>> Begin Provided records

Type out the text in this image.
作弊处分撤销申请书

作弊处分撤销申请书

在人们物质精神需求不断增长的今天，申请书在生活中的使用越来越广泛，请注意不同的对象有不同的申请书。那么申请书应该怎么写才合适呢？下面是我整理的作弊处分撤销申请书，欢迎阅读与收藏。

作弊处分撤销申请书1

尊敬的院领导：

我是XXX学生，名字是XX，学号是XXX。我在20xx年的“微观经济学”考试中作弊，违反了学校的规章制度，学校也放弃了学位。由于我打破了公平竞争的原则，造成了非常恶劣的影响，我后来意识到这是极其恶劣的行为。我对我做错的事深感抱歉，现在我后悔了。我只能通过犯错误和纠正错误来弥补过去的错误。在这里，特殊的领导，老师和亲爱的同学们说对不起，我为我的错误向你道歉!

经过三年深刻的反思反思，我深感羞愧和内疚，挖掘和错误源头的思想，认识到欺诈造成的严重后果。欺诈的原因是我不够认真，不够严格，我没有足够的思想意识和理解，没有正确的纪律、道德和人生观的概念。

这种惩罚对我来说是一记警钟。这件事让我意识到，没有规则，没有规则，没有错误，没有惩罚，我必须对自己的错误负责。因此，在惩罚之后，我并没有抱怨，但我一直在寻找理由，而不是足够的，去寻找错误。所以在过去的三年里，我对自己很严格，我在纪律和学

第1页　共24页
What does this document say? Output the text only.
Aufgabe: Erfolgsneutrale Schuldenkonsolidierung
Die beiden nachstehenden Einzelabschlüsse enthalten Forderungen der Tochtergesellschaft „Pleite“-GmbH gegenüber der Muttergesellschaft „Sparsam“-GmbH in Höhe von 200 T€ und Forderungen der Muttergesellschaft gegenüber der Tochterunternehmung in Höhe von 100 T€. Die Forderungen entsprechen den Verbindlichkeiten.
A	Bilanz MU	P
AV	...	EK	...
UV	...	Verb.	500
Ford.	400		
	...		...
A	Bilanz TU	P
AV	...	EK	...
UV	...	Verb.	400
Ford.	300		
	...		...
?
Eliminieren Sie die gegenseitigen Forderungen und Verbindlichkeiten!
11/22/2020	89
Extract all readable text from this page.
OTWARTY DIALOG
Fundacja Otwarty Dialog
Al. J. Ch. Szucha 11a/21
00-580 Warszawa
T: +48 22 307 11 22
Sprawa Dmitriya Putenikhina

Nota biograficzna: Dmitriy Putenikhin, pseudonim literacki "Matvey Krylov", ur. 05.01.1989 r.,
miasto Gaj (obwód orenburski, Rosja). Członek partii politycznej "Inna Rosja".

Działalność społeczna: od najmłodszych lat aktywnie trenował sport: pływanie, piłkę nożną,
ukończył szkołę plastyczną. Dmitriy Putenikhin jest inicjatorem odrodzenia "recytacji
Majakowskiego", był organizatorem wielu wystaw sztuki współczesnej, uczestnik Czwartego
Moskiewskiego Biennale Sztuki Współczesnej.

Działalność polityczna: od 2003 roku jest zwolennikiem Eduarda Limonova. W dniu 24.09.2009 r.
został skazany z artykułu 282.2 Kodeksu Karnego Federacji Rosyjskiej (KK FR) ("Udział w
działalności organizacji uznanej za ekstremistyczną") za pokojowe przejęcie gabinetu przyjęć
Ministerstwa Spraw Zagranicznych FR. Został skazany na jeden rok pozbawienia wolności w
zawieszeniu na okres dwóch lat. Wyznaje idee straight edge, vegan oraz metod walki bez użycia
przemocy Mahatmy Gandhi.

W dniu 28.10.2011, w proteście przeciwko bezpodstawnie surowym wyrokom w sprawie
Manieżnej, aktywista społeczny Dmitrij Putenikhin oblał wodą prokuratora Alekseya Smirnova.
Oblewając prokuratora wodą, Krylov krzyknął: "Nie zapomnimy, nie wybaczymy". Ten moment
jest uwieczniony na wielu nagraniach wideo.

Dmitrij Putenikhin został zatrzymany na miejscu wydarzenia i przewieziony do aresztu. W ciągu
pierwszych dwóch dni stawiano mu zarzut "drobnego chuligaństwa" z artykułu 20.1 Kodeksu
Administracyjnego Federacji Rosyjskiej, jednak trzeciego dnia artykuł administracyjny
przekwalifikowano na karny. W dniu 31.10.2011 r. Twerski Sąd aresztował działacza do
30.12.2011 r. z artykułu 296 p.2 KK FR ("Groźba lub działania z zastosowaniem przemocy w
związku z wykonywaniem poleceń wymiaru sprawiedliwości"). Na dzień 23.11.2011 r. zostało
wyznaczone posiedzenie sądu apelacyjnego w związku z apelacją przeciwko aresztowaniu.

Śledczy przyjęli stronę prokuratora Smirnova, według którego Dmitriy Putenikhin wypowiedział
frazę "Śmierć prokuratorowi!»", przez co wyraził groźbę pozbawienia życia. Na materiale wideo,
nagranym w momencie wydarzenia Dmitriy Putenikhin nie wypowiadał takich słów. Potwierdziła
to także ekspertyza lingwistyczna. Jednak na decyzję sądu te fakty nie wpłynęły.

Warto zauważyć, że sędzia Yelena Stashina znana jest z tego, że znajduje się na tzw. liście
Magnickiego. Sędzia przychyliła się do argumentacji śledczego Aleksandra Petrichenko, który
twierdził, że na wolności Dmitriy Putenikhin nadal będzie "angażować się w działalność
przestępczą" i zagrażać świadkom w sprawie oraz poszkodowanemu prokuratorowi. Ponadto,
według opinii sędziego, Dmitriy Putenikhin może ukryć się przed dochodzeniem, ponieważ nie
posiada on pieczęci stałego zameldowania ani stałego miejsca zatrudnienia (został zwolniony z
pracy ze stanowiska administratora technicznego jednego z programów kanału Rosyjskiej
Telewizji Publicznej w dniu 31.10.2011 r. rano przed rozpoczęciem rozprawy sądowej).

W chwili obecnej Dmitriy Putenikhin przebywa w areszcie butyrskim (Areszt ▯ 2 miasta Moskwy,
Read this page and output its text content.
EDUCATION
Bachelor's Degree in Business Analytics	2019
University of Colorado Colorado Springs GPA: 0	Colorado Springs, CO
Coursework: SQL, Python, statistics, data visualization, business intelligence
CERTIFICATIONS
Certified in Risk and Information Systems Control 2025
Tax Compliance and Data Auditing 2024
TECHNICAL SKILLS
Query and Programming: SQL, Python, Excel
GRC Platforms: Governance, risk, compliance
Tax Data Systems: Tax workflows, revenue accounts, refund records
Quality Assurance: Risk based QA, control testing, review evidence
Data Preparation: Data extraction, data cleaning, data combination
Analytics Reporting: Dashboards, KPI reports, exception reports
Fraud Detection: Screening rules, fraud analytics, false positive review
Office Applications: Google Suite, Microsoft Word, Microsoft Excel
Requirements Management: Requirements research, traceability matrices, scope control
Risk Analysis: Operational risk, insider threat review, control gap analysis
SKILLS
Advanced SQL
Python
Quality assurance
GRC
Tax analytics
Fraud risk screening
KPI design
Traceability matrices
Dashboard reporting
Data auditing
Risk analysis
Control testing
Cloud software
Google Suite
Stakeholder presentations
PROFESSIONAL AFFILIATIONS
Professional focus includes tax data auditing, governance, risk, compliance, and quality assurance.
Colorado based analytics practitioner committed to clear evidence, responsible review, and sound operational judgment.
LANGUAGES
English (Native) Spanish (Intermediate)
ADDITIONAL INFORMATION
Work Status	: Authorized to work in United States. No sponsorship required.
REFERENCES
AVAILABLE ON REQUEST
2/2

>> End Provided records

● **Request**
In how many lines does the word "wolności" appear? Respond with the number alone.

● **Exercise result**
2